__Short problem__:
Omit any picture, and return the remaining data exactly as written.

━━━━━ Records shown

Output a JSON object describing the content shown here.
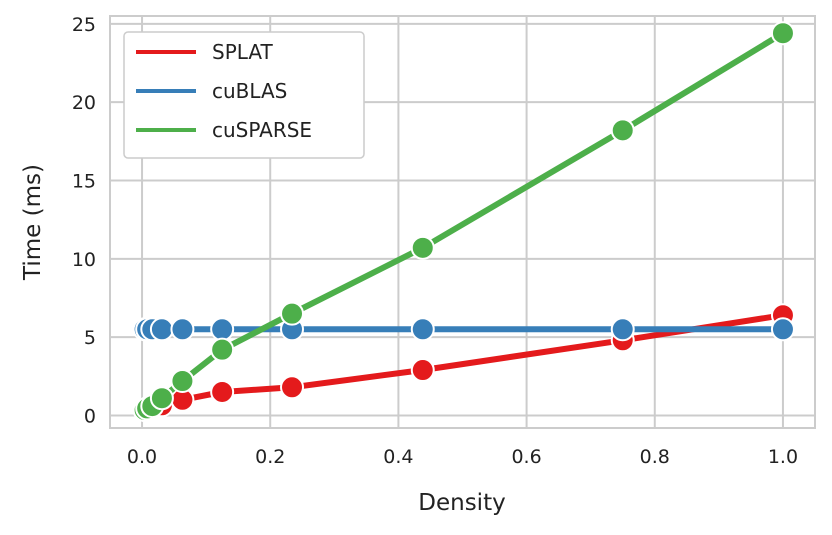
{
  "chart_data": {
    "type": "line",
    "xlabel": "Density",
    "ylabel": "Time (ms)",
    "xlim": [
      -0.05,
      1.05
    ],
    "ylim": [
      -0.8,
      25.5
    ],
    "xticks": [
      "0.0",
      "0.2",
      "0.4",
      "0.6",
      "0.8",
      "1.0"
    ],
    "xtick_values": [
      0,
      0.2,
      0.4,
      0.6,
      0.8,
      1.0
    ],
    "yticks": [
      "0",
      "5",
      "10",
      "15",
      "20",
      "25"
    ],
    "ytick_values": [
      0,
      5,
      10,
      15,
      20,
      25
    ],
    "grid": true,
    "legend_position": "top-left",
    "series": [
      {
        "name": "SPLAT",
        "color": "#e41a1c",
        "x": [
          0.004,
          0.008,
          0.016,
          0.031,
          0.063,
          0.125,
          0.234,
          0.438,
          0.75,
          1.0
        ],
        "y": [
          0.35,
          0.4,
          0.5,
          0.65,
          1.0,
          1.5,
          1.8,
          2.9,
          4.8,
          6.4
        ]
      },
      {
        "name": "cuBLAS",
        "color": "#377eb8",
        "x": [
          0.004,
          0.008,
          0.016,
          0.031,
          0.063,
          0.125,
          0.234,
          0.438,
          0.75,
          1.0
        ],
        "y": [
          5.5,
          5.5,
          5.5,
          5.5,
          5.5,
          5.5,
          5.5,
          5.5,
          5.5,
          5.5
        ]
      },
      {
        "name": "cuSPARSE",
        "color": "#4daf4a",
        "x": [
          0.004,
          0.008,
          0.016,
          0.031,
          0.063,
          0.125,
          0.234,
          0.438,
          0.75,
          1.0
        ],
        "y": [
          0.35,
          0.45,
          0.6,
          1.1,
          2.2,
          4.2,
          6.5,
          10.7,
          18.2,
          24.4
        ]
      }
    ]
  }
}
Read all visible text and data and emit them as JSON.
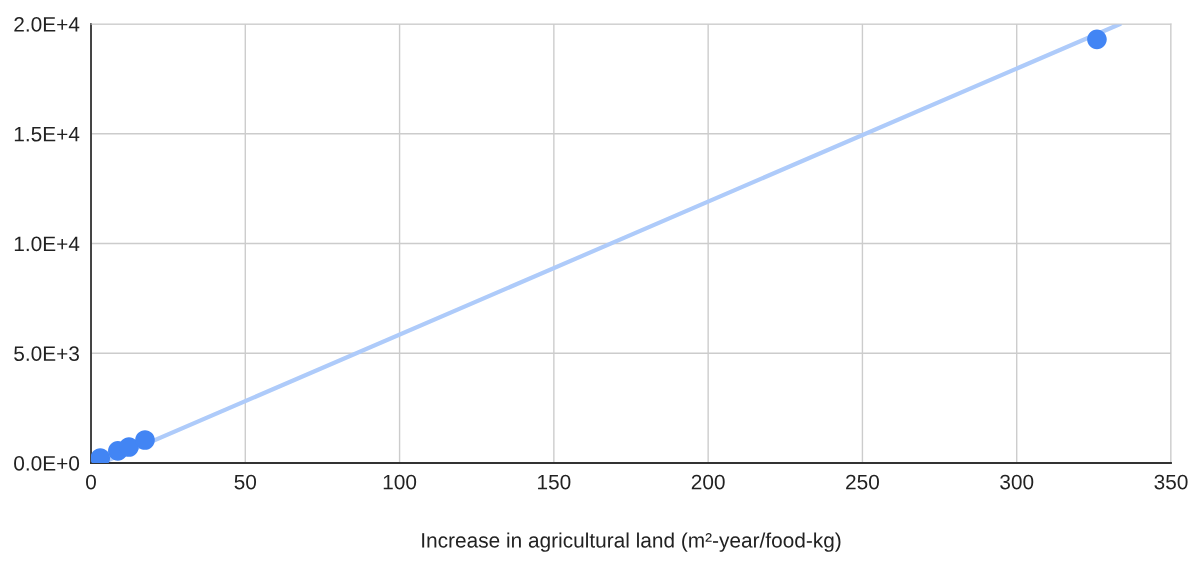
{
  "chart_data": {
    "type": "scatter",
    "xlabel": "Increase in agricultural land (m²-year/food-kg)",
    "xlim": [
      0,
      350
    ],
    "xticks": [
      0,
      50,
      100,
      150,
      200,
      250,
      300,
      350
    ],
    "ylim": [
      0,
      20000
    ],
    "yticks": [
      {
        "value": 0,
        "label": "0.0E+0"
      },
      {
        "value": 5000,
        "label": "5.0E+3"
      },
      {
        "value": 10000,
        "label": "1.0E+4"
      },
      {
        "value": 15000,
        "label": "1.5E+4"
      },
      {
        "value": 20000,
        "label": "2.0E+4"
      }
    ],
    "grid": true,
    "series": [
      {
        "type": "line",
        "color": "#aecbfa",
        "x": [
          3.5,
          333.5
        ],
        "values": [
          0,
          20000
        ],
        "marker": "none"
      },
      {
        "color": "#4285f4",
        "marker": "circle",
        "x": [
          3,
          7.1,
          8.7,
          12.3,
          17.5,
          326
        ],
        "values": [
          230,
          null,
          550,
          730,
          1050,
          19300
        ]
      }
    ]
  }
}
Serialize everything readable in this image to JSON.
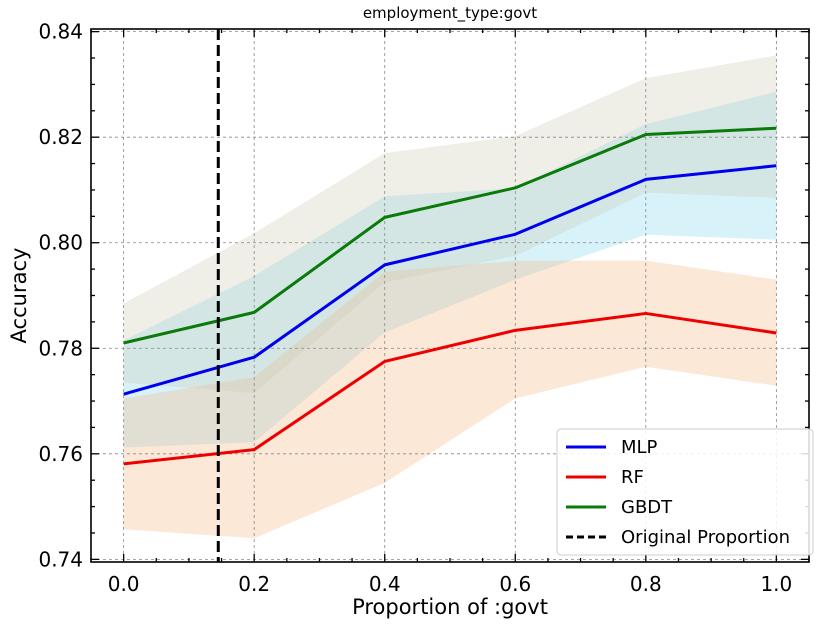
{
  "chart_data": {
    "type": "line",
    "title": "employment_type:govt",
    "xlabel": "Proportion of :govt",
    "ylabel": "Accuracy",
    "xlim": [
      -0.05,
      1.05
    ],
    "ylim": [
      0.7395,
      0.8405
    ],
    "xticks": [
      0.0,
      0.2,
      0.4,
      0.6,
      0.8,
      1.0
    ],
    "xtick_labels": [
      "0.0",
      "0.2",
      "0.4",
      "0.6",
      "0.8",
      "1.0"
    ],
    "yticks": [
      0.74,
      0.76,
      0.78,
      0.8,
      0.82,
      0.84
    ],
    "ytick_labels": [
      "0.74",
      "0.76",
      "0.78",
      "0.80",
      "0.82",
      "0.84"
    ],
    "grid": true,
    "legend_position": "bottom-right",
    "x": [
      0.0,
      0.2,
      0.4,
      0.6,
      0.8,
      1.0
    ],
    "series": [
      {
        "name": "MLP",
        "color": "#0000ee",
        "band_color": "#7fd4ee",
        "values": [
          0.7713,
          0.7783,
          0.7958,
          0.8016,
          0.812,
          0.8146
        ],
        "lower": [
          0.7612,
          0.7622,
          0.783,
          0.793,
          0.8015,
          0.8006
        ],
        "upper": [
          0.7815,
          0.7937,
          0.8088,
          0.8103,
          0.8225,
          0.8286
        ]
      },
      {
        "name": "RF",
        "color": "#ee0000",
        "band_color": "#f5b27a",
        "values": [
          0.7581,
          0.7608,
          0.7775,
          0.7834,
          0.7866,
          0.7829
        ],
        "lower": [
          0.7457,
          0.744,
          0.7545,
          0.7705,
          0.7765,
          0.7729
        ],
        "upper": [
          0.7705,
          0.7745,
          0.7945,
          0.7966,
          0.7966,
          0.793
        ]
      },
      {
        "name": "GBDT",
        "color": "#0a7a0a",
        "band_color": "#c9c9b0",
        "values": [
          0.781,
          0.7868,
          0.8048,
          0.8104,
          0.8205,
          0.8217
        ],
        "lower": [
          0.7735,
          0.7715,
          0.7925,
          0.7975,
          0.8095,
          0.8085
        ],
        "upper": [
          0.7885,
          0.8018,
          0.817,
          0.8202,
          0.8312,
          0.8355
        ]
      }
    ],
    "reference_line": {
      "name": "Original Proportion",
      "x": 0.145,
      "color": "#000000",
      "style": "dashed"
    }
  }
}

━━━━━━━━━━

__Task response__:
Output a JSON object describing the content shown here.
{
  "chart_data": {
    "type": "line",
    "xlabel": "Density",
    "ylabel": "Time (ms)",
    "xlim": [
      -0.05,
      1.05
    ],
    "ylim": [
      -0.8,
      25.5
    ],
    "xticks": [
      "0.0",
      "0.2",
      "0.4",
      "0.6",
      "0.8",
      "1.0"
    ],
    "xtick_values": [
      0,
      0.2,
      0.4,
      0.6,
      0.8,
      1.0
    ],
    "yticks": [
      "0",
      "5",
      "10",
      "15",
      "20",
      "25"
    ],
    "ytick_values": [
      0,
      5,
      10,
      15,
      20,
      25
    ],
    "grid": true,
    "legend_position": "top-left",
    "series": [
      {
        "name": "SPLAT",
        "color": "#e41a1c",
        "x": [
          0.004,
          0.008,
          0.016,
          0.031,
          0.063,
          0.125,
          0.234,
          0.438,
          0.75,
          1.0
        ],
        "y": [
          0.35,
          0.4,
          0.5,
          0.65,
          1.0,
          1.5,
          1.8,
          2.9,
          4.8,
          6.4
        ]
      },
      {
        "name": "cuBLAS",
        "color": "#377eb8",
        "x": [
          0.004,
          0.008,
          0.016,
          0.031,
          0.063,
          0.125,
          0.234,
          0.438,
          0.75,
          1.0
        ],
        "y": [
          5.5,
          5.5,
          5.5,
          5.5,
          5.5,
          5.5,
          5.5,
          5.5,
          5.5,
          5.5
        ]
      },
      {
        "name": "cuSPARSE",
        "color": "#4daf4a",
        "x": [
          0.004,
          0.008,
          0.016,
          0.031,
          0.063,
          0.125,
          0.234,
          0.438,
          0.75,
          1.0
        ],
        "y": [
          0.35,
          0.45,
          0.6,
          1.1,
          2.2,
          4.2,
          6.5,
          10.7,
          18.2,
          24.4
        ]
      }
    ]
  }
}
Read all visible text and data and emit them as JSON.
{
  "chart_data": {
    "type": "scatter",
    "xlabel": "Increase in agricultural land (m²-year/food-kg)",
    "xlim": [
      0,
      350
    ],
    "xticks": [
      0,
      50,
      100,
      150,
      200,
      250,
      300,
      350
    ],
    "ylim": [
      0,
      20000
    ],
    "yticks": [
      {
        "value": 0,
        "label": "0.0E+0"
      },
      {
        "value": 5000,
        "label": "5.0E+3"
      },
      {
        "value": 10000,
        "label": "1.0E+4"
      },
      {
        "value": 15000,
        "label": "1.5E+4"
      },
      {
        "value": 20000,
        "label": "2.0E+4"
      }
    ],
    "grid": true,
    "series": [
      {
        "type": "line",
        "color": "#aecbfa",
        "x": [
          3.5,
          333.5
        ],
        "values": [
          0,
          20000
        ],
        "marker": "none"
      },
      {
        "color": "#4285f4",
        "marker": "circle",
        "x": [
          3,
          7.1,
          8.7,
          12.3,
          17.5,
          326
        ],
        "values": [
          230,
          null,
          550,
          730,
          1050,
          19300
        ]
      }
    ]
  }
}
Serialize everything readable in this image to JSON.
{
  "chart_data": {
    "type": "line",
    "title": "employment_type:govt",
    "xlabel": "Proportion of :govt",
    "ylabel": "Accuracy",
    "xlim": [
      -0.05,
      1.05
    ],
    "ylim": [
      0.7395,
      0.8405
    ],
    "xticks": [
      0.0,
      0.2,
      0.4,
      0.6,
      0.8,
      1.0
    ],
    "xtick_labels": [
      "0.0",
      "0.2",
      "0.4",
      "0.6",
      "0.8",
      "1.0"
    ],
    "yticks": [
      0.74,
      0.76,
      0.78,
      0.8,
      0.82,
      0.84
    ],
    "ytick_labels": [
      "0.74",
      "0.76",
      "0.78",
      "0.80",
      "0.82",
      "0.84"
    ],
    "grid": true,
    "legend_position": "bottom-right",
    "x": [
      0.0,
      0.2,
      0.4,
      0.6,
      0.8,
      1.0
    ],
    "series": [
      {
        "name": "MLP",
        "color": "#0000ee",
        "band_color": "#7fd4ee",
        "values": [
          0.7713,
          0.7783,
          0.7958,
          0.8016,
          0.812,
          0.8146
        ],
        "lower": [
          0.7612,
          0.7622,
          0.783,
          0.793,
          0.8015,
          0.8006
        ],
        "upper": [
          0.7815,
          0.7937,
          0.8088,
          0.8103,
          0.8225,
          0.8286
        ]
      },
      {
        "name": "RF",
        "color": "#ee0000",
        "band_color": "#f5b27a",
        "values": [
          0.7581,
          0.7608,
          0.7775,
          0.7834,
          0.7866,
          0.7829
        ],
        "lower": [
          0.7457,
          0.744,
          0.7545,
          0.7705,
          0.7765,
          0.7729
        ],
        "upper": [
          0.7705,
          0.7745,
          0.7945,
          0.7966,
          0.7966,
          0.793
        ]
      },
      {
        "name": "GBDT",
        "color": "#0a7a0a",
        "band_color": "#c9c9b0",
        "values": [
          0.781,
          0.7868,
          0.8048,
          0.8104,
          0.8205,
          0.8217
        ],
        "lower": [
          0.7735,
          0.7715,
          0.7925,
          0.7975,
          0.8095,
          0.8085
        ],
        "upper": [
          0.7885,
          0.8018,
          0.817,
          0.8202,
          0.8312,
          0.8355
        ]
      }
    ],
    "reference_line": {
      "name": "Original Proportion",
      "x": 0.145,
      "color": "#000000",
      "style": "dashed"
    }
  }
}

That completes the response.